* start *
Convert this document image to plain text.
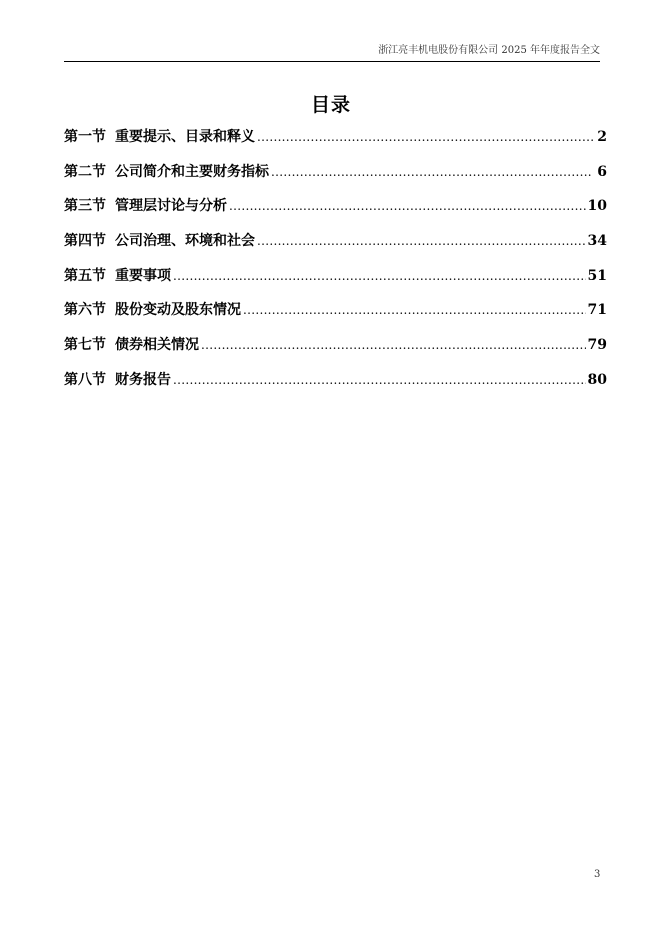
浙江亮丰机电股份有限公司 2025 年年度报告全文
目录
第一节 重要提示、目录和释义 .....	2
第二节 公司简介和主要财务指标 .....	6
第三节 管理层讨论与分析 .....	10
第四节 公司治理、环境和社会 .....	34
第五节 重要事项 .....	51
第六节 股份变动及股东情况 .....	71
第七节 债券相关情况 .....	79
第八节 财务报告 .....	80
3
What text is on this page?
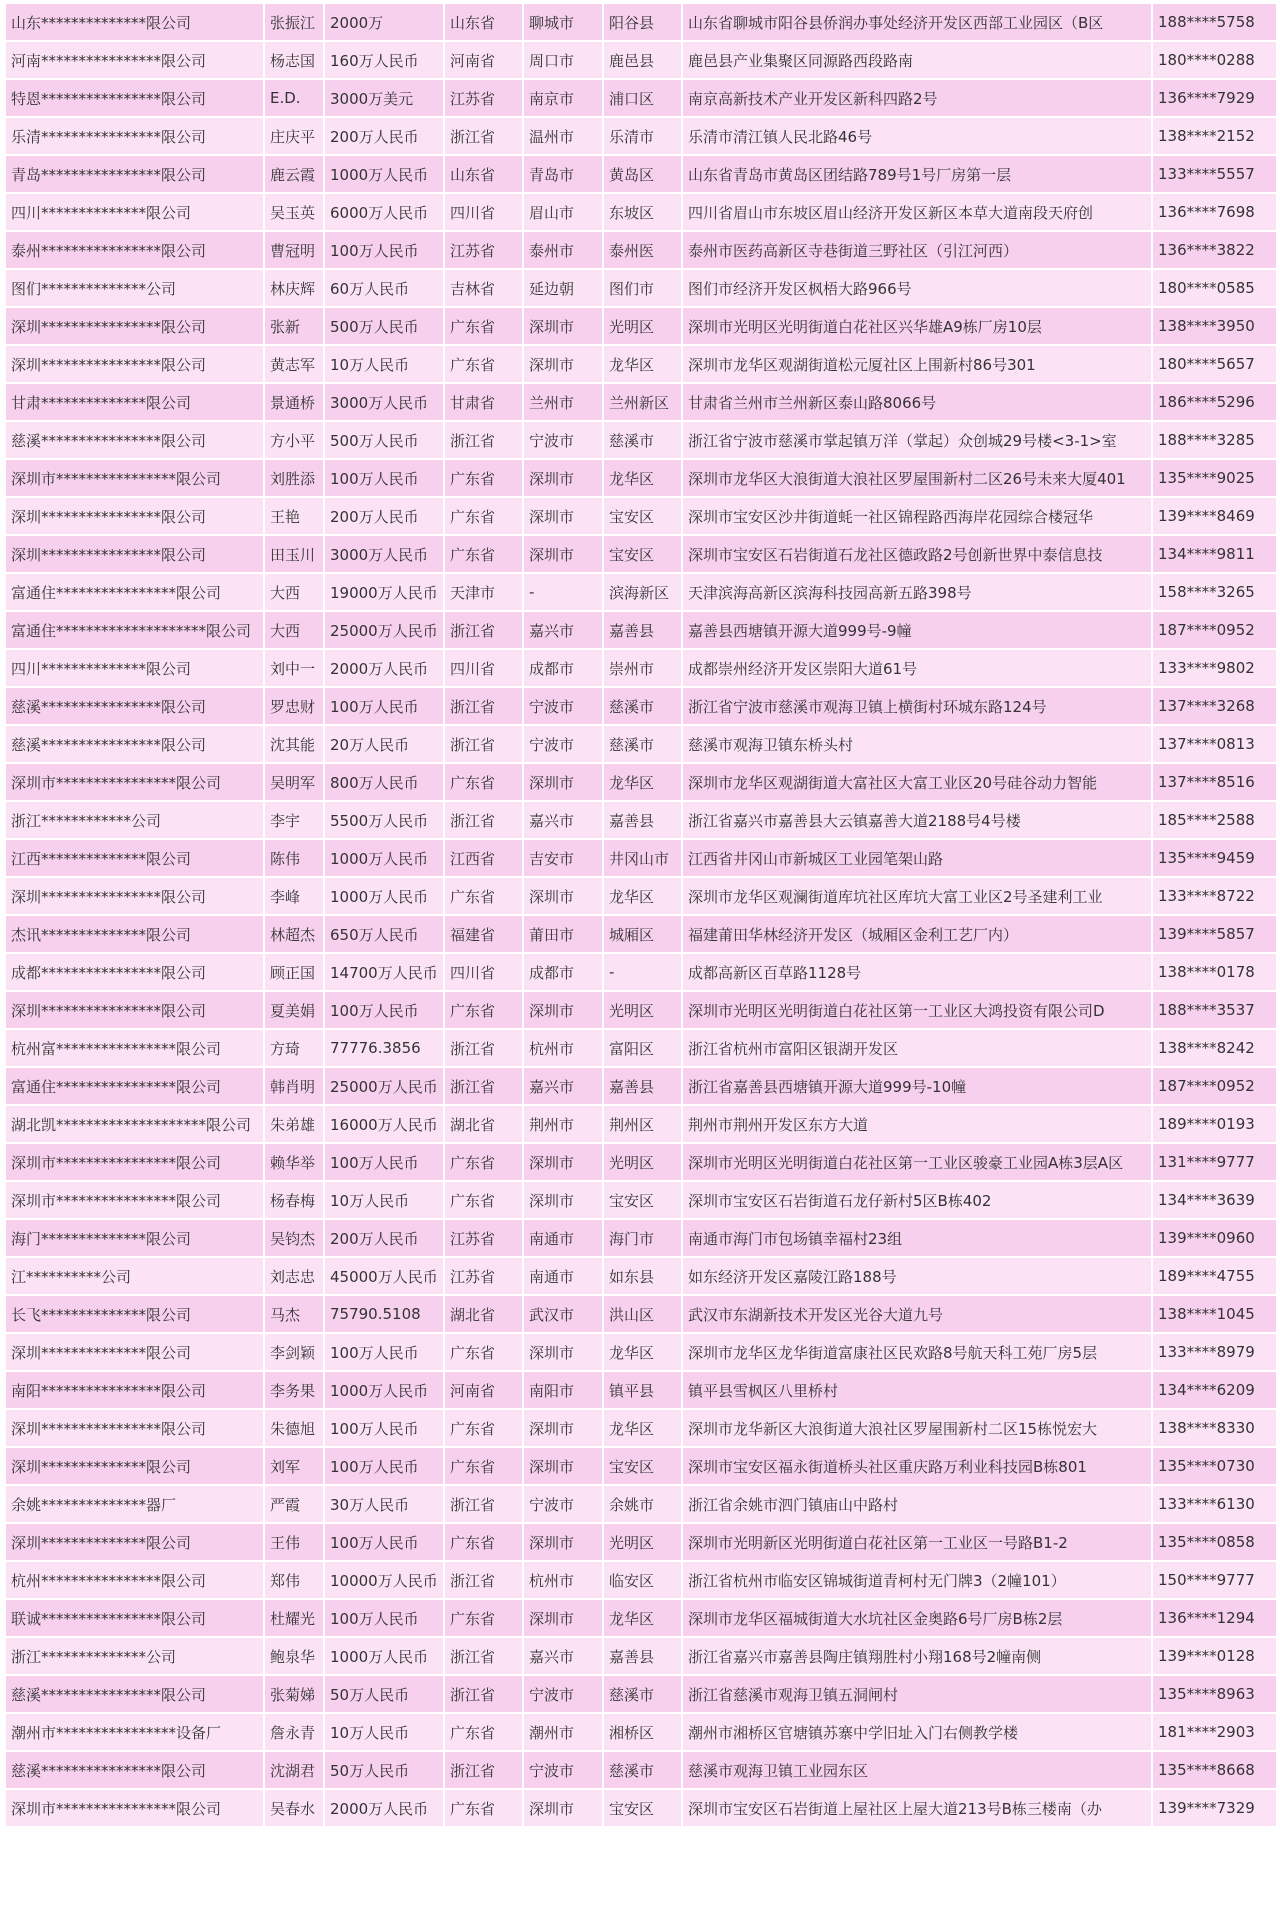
山东**************限公司	张振江	2000万	山东省	聊城市	阳谷县	山东省聊城市阳谷县侨润办事处经济开发区西部工业园区（B区	188****5758
河南****************限公司	杨志国	160万人民币	河南省	周口市	鹿邑县	鹿邑县产业集聚区同源路西段路南	180****0288
特恩****************限公司	E.D.	3000万美元	江苏省	南京市	浦口区	南京高新技术产业开发区新科四路2号	136****7929
乐清****************限公司	庄庆平	200万人民币	浙江省	温州市	乐清市	乐清市清江镇人民北路46号	138****2152
青岛****************限公司	鹿云霞	1000万人民币	山东省	青岛市	黄岛区	山东省青岛市黄岛区团结路789号1号厂房第一层	133****5557
四川**************限公司	吴玉英	6000万人民币	四川省	眉山市	东坡区	四川省眉山市东坡区眉山经济开发区新区本草大道南段天府创	136****7698
泰州****************限公司	曹冠明	100万人民币	江苏省	泰州市	泰州医	泰州市医药高新区寺巷街道三野社区（引江河西）	136****3822
图们**************公司	林庆辉	60万人民币	吉林省	延边朝	图们市	图们市经济开发区枫梧大路966号	180****0585
深圳****************限公司	张新	500万人民币	广东省	深圳市	光明区	深圳市光明区光明街道白花社区兴华雄A9栋厂房10层	138****3950
深圳****************限公司	黄志军	10万人民币	广东省	深圳市	龙华区	深圳市龙华区观湖街道松元厦社区上围新村86号301	180****5657
甘肃**************限公司	景通桥	3000万人民币	甘肃省	兰州市	兰州新区	甘肃省兰州市兰州新区泰山路8066号	186****5296
慈溪****************限公司	方小平	500万人民币	浙江省	宁波市	慈溪市	浙江省宁波市慈溪市掌起镇万洋（掌起）众创城29号楼<3-1>室	188****3285
深圳市****************限公司	刘胜添	100万人民币	广东省	深圳市	龙华区	深圳市龙华区大浪街道大浪社区罗屋围新村二区26号未来大厦401	135****9025
深圳****************限公司	王艳	200万人民币	广东省	深圳市	宝安区	深圳市宝安区沙井街道蚝一社区锦程路西海岸花园综合楼冠华	139****8469
深圳****************限公司	田玉川	3000万人民币	广东省	深圳市	宝安区	深圳市宝安区石岩街道石龙社区德政路2号创新世界中泰信息技	134****9811
富通住****************限公司	大西	19000万人民币	天津市	-	滨海新区	天津滨海高新区滨海科技园高新五路398号	158****3265
富通住********************限公司	大西	25000万人民币	浙江省	嘉兴市	嘉善县	嘉善县西塘镇开源大道999号-9幢	187****0952
四川**************限公司	刘中一	2000万人民币	四川省	成都市	崇州市	成都崇州经济开发区崇阳大道61号	133****9802
慈溪****************限公司	罗忠财	100万人民币	浙江省	宁波市	慈溪市	浙江省宁波市慈溪市观海卫镇上横街村环城东路124号	137****3268
慈溪****************限公司	沈其能	20万人民币	浙江省	宁波市	慈溪市	慈溪市观海卫镇东桥头村	137****0813
深圳市****************限公司	吴明军	800万人民币	广东省	深圳市	龙华区	深圳市龙华区观湖街道大富社区大富工业区20号硅谷动力智能	137****8516
浙江************公司	李宇	5500万人民币	浙江省	嘉兴市	嘉善县	浙江省嘉兴市嘉善县大云镇嘉善大道2188号4号楼	185****2588
江西**************限公司	陈伟	1000万人民币	江西省	吉安市	井冈山市	江西省井冈山市新城区工业园笔架山路	135****9459
深圳****************限公司	李峰	1000万人民币	广东省	深圳市	龙华区	深圳市龙华区观澜街道库坑社区库坑大富工业区2号圣建利工业	133****8722
杰讯**************限公司	林超杰	650万人民币	福建省	莆田市	城厢区	福建莆田华林经济开发区（城厢区金利工艺厂内）	139****5857
成都****************限公司	顾正国	14700万人民币	四川省	成都市	-	成都高新区百草路1128号	138****0178
深圳****************限公司	夏美娟	100万人民币	广东省	深圳市	光明区	深圳市光明区光明街道白花社区第一工业区大鸿投资有限公司D	188****3537
杭州富****************限公司	方琦	77776.3856	浙江省	杭州市	富阳区	浙江省杭州市富阳区银湖开发区	138****8242
富通住****************限公司	韩肖明	25000万人民币	浙江省	嘉兴市	嘉善县	浙江省嘉善县西塘镇开源大道999号-10幢	187****0952
湖北凯********************限公司	朱弟雄	16000万人民币	湖北省	荆州市	荆州区	荆州市荆州开发区东方大道	189****0193
深圳市****************限公司	赖华举	100万人民币	广东省	深圳市	光明区	深圳市光明区光明街道白花社区第一工业区骏豪工业园A栋3层A区	131****9777
深圳市****************限公司	杨春梅	10万人民币	广东省	深圳市	宝安区	深圳市宝安区石岩街道石龙仔新村5区B栋402	134****3639
海门**************限公司	吴钧杰	200万人民币	江苏省	南通市	海门市	南通市海门市包场镇幸福村23组	139****0960
江**********公司	刘志忠	45000万人民币	江苏省	南通市	如东县	如东经济开发区嘉陵江路188号	189****4755
长飞**************限公司	马杰	75790.5108	湖北省	武汉市	洪山区	武汉市东湖新技术开发区光谷大道九号	138****1045
深圳**************限公司	李剑颖	100万人民币	广东省	深圳市	龙华区	深圳市龙华区龙华街道富康社区民欢路8号航天科工苑厂房5层	133****8979
南阳****************限公司	李务果	1000万人民币	河南省	南阳市	镇平县	镇平县雪枫区八里桥村	134****6209
深圳****************限公司	朱德旭	100万人民币	广东省	深圳市	龙华区	深圳市龙华新区大浪街道大浪社区罗屋围新村二区15栋悦宏大	138****8330
深圳**************限公司	刘军	100万人民币	广东省	深圳市	宝安区	深圳市宝安区福永街道桥头社区重庆路万利业科技园B栋801	135****0730
余姚**************器厂	严霞	30万人民币	浙江省	宁波市	余姚市	浙江省余姚市泗门镇庙山中路村	133****6130
深圳**************限公司	王伟	100万人民币	广东省	深圳市	光明区	深圳市光明新区光明街道白花社区第一工业区一号路B1-2	135****0858
杭州****************限公司	郑伟	10000万人民币	浙江省	杭州市	临安区	浙江省杭州市临安区锦城街道青柯村无门牌3（2幢101）	150****9777
联诚****************限公司	杜耀光	100万人民币	广东省	深圳市	龙华区	深圳市龙华区福城街道大水坑社区金奥路6号厂房B栋2层	136****1294
浙江**************公司	鲍泉华	1000万人民币	浙江省	嘉兴市	嘉善县	浙江省嘉兴市嘉善县陶庄镇翔胜村小翔168号2幢南侧	139****0128
慈溪****************限公司	张菊娣	50万人民币	浙江省	宁波市	慈溪市	浙江省慈溪市观海卫镇五洞闸村	135****8963
潮州市****************设备厂	詹永青	10万人民币	广东省	潮州市	湘桥区	潮州市湘桥区官塘镇苏寨中学旧址入门右侧教学楼	181****2903
慈溪****************限公司	沈湖君	50万人民币	浙江省	宁波市	慈溪市	慈溪市观海卫镇工业园东区	135****8668
深圳市****************限公司	吴春水	2000万人民币	广东省	深圳市	宝安区	深圳市宝安区石岩街道上屋社区上屋大道213号B栋三楼南（办	139****7329
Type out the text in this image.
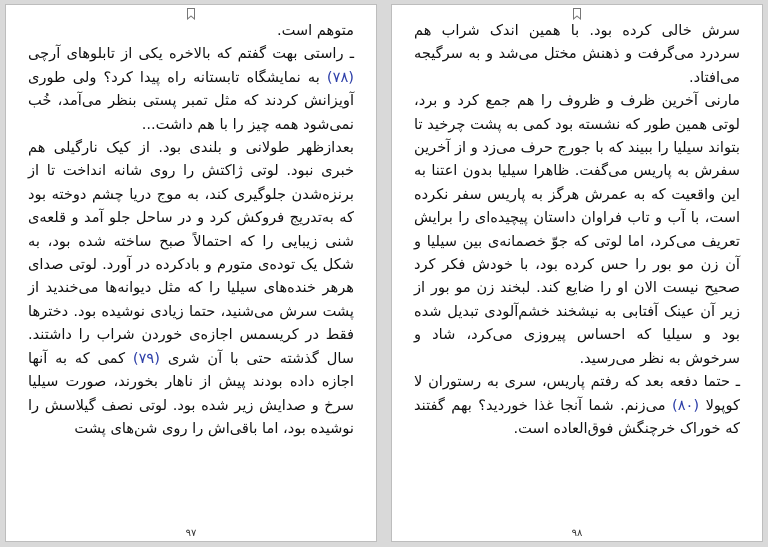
متوهم است.

ـ راستی بهت گفتم که بالاخره یکی از تابلوهای آرچی (۷۸) به نمایشگاه تابستانه راه پیدا کرد؟ ولی طوری آویزانش کردند که مثل تمبر پستی بنظر می‌آمد، خُب نمی‌شود همه چیز را با هم داشت...

بعدازظهر طولانی و بلندی بود. از کیک نارگیلی هم خبری نبود. لوتی ژاکتش را روی شانه انداخت تا از برنزه‌شدن جلوگیری کند، به موج دریا چشم دوخته بود که به‌تدریج فروکش کرد و در ساحل جلو آمد و قلعه‌ی شنی زیبایی را که احتمالاً صبح ساخته شده بود، به شکل یک توده‌ی متورم و بادکرده در آورد. لوتی صدای هرهر خنده‌های سیلیا را که مثل دیوانه‌ها می‌خندید از پشت سرش می‌شنید، حتما زیادی نوشیده بود. دخترها فقط در کریسمس اجازه‌ی خوردن شراب را داشتند. سال گذشته حتی با آن شری (۷۹) کمی که به آنها اجازه داده بودند پیش از ناهار بخورند، صورت سیلیا سرخ و صدایش زیر شده بود. لوتی نصف گیلاسش را نوشیده بود، اما باقی‌اش را روی شن‌های پشت

۹۷

سرش خالی کرده بود. با همین اندک شراب هم سردرد می‌گرفت و ذهنش مختل می‌شد و به سرگیجه می‌افتاد.

مارنی آخرین ظرف و ظروف را هم جمع کرد و برد، لوتی همین طور که نشسته بود کمی به پشت چرخید تا بتواند سیلیا را ببیند که با جورج حرف می‌زد و از آخرین سفرش به پاریس می‌گفت. ظاهرا سیلیا بدون اعتنا به این واقعیت که به عمرش هرگز به پاریس سفر نکرده است، با آب و تاب فراوان داستان پیچیده‌ای را برایش تعریف می‌کرد، اما لوتی که جوّ خصمانه‌ی بین سیلیا و آن زن مو بور را حس کرده بود، با خودش فکر کرد صحیح نیست الان او را ضایع کند. لبخند زن مو بور از زیر آن عینک آفتابی به نیشخند خشم‌آلودی تبدیل شده بود و سیلیا که احساس پیروزی می‌کرد، شاد و سرخوش به نظر می‌رسید.

ـ حتما دفعه بعد که رفتم پاریس، سری به رستوران لا کوپولا (۸۰) می‌زنم. شما آنجا غذا خوردید؟ بهم گفتند که خوراک خرچنگش فوق‌العاده است.

۹۸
* end *
Work required.
Check each line of the records above for the word "text", then give the number of lines that have it, with no other words.

Solution to this exercise.
3